**Brief:** Search the data below for the word "машинной" and copy each line that holds it.

**Stored data:**
----
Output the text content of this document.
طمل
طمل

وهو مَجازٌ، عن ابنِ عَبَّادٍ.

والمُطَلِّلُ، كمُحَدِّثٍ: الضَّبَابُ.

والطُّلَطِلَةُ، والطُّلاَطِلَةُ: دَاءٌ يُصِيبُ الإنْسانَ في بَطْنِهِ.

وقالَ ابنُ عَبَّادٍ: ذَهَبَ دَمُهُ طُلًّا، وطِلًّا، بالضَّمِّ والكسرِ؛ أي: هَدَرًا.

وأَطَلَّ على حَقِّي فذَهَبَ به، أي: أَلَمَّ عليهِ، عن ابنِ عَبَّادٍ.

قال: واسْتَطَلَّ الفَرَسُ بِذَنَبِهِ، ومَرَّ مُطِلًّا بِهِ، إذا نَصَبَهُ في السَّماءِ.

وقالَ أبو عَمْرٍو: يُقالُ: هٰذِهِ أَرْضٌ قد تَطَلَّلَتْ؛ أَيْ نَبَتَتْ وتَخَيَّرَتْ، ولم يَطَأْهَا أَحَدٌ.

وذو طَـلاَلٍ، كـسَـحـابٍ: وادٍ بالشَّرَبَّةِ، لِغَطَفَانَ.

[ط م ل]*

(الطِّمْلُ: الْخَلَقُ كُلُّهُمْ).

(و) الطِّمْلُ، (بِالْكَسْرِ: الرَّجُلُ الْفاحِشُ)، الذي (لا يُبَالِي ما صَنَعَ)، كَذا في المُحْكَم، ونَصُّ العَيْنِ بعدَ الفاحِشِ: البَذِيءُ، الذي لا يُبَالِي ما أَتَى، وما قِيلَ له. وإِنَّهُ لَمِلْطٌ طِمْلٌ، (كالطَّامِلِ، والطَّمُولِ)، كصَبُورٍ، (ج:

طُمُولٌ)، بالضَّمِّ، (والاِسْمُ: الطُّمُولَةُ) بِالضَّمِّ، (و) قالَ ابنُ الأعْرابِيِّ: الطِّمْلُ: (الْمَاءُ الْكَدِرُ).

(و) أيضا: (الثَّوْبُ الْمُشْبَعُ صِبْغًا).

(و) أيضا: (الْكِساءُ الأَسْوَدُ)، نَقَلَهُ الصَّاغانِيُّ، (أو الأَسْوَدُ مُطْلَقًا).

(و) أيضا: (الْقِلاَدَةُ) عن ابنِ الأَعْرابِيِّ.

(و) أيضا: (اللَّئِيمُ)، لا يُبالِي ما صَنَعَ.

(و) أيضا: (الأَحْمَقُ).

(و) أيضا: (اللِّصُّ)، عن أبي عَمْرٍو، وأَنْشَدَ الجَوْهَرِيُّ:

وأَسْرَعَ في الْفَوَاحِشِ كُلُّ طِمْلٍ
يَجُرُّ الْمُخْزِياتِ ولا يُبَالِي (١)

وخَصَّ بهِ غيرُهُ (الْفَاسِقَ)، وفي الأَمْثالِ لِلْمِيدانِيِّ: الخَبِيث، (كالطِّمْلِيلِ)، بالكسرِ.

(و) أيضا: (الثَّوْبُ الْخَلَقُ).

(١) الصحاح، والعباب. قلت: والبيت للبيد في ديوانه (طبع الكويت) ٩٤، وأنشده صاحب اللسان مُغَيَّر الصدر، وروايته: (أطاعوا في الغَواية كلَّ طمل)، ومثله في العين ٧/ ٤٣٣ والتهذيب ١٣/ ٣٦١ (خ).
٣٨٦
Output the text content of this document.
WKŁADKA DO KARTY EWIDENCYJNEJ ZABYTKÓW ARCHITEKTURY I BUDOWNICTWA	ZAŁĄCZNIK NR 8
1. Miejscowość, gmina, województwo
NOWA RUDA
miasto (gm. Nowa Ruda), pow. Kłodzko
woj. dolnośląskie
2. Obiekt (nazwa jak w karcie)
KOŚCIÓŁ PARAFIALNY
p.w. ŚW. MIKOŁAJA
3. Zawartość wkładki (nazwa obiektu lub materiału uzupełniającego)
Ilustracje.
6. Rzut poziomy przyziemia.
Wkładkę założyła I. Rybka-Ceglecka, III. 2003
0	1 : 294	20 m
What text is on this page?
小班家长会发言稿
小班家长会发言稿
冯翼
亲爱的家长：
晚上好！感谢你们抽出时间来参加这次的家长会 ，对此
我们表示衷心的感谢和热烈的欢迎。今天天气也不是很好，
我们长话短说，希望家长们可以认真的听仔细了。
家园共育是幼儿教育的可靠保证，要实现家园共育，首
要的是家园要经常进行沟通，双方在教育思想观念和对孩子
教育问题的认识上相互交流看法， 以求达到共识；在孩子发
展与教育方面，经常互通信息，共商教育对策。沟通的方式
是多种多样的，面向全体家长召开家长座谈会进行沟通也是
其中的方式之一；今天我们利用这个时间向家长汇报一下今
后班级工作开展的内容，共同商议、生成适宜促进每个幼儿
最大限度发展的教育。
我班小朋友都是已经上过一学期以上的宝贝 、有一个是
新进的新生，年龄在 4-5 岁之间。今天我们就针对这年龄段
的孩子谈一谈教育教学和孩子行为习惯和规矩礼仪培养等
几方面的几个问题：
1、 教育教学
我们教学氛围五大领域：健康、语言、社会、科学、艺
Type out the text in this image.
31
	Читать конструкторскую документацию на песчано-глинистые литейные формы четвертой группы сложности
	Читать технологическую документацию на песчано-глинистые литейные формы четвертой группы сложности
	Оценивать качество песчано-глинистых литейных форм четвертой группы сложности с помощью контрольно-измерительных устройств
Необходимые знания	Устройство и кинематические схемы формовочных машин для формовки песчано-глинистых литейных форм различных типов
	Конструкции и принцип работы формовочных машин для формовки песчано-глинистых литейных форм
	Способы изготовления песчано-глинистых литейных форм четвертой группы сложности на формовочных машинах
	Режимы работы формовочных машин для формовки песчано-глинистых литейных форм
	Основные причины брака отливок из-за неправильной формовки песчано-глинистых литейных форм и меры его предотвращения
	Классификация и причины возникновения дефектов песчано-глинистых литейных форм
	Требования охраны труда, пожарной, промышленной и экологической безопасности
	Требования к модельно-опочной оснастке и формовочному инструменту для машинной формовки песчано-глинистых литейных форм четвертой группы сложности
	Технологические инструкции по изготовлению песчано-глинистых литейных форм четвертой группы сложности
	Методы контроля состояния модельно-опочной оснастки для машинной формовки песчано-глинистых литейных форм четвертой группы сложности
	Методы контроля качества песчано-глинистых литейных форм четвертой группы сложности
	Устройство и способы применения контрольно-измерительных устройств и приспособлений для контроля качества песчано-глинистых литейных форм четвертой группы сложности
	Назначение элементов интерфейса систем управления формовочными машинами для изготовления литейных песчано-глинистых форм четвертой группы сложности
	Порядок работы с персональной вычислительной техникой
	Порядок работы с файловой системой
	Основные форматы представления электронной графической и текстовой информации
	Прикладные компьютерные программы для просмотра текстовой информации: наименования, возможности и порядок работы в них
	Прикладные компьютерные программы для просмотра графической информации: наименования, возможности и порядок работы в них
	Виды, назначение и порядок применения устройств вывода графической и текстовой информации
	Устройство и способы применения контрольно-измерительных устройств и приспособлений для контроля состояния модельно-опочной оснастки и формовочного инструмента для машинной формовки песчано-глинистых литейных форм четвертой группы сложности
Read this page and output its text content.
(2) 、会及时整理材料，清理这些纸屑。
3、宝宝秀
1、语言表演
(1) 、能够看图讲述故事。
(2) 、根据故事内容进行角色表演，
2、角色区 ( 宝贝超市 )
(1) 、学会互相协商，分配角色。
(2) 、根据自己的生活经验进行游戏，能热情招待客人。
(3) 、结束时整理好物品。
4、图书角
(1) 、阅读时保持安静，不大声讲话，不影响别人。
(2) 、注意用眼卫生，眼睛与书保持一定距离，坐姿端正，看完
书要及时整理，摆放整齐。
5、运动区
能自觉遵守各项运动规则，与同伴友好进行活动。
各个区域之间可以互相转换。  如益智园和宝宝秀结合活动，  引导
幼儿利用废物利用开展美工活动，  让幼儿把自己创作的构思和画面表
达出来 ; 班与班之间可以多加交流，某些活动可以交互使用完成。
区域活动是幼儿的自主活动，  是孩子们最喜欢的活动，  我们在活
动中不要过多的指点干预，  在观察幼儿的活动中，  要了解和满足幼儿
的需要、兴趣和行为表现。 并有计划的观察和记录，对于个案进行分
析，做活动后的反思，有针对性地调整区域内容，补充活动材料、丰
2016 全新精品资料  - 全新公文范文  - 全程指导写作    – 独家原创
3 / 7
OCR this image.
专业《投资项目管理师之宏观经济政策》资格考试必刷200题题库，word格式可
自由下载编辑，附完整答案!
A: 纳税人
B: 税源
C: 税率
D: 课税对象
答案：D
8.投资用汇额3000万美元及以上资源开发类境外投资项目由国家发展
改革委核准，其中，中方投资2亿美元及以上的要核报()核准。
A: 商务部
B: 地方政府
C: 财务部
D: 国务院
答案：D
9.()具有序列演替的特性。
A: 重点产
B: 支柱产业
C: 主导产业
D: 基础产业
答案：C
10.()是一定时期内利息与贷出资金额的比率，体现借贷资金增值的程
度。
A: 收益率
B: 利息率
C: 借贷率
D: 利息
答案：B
----
**Written answer:**
	Требования к модельно-опочной оснастке и формовочному инструменту для машинной формовки песчано-глинистых литейных форм четвертой группы сложности
	Методы контроля состояния модельно-опочной оснастки для машинной формовки песчано-глинистых литейных форм четвертой группы сложности
	Устройство и способы применения контрольно-измерительных устройств и приспособлений для контроля состояния модельно-опочной оснастки и формовочного инструмента для машинной формовки песчано-глинистых литейных форм четвертой группы сложности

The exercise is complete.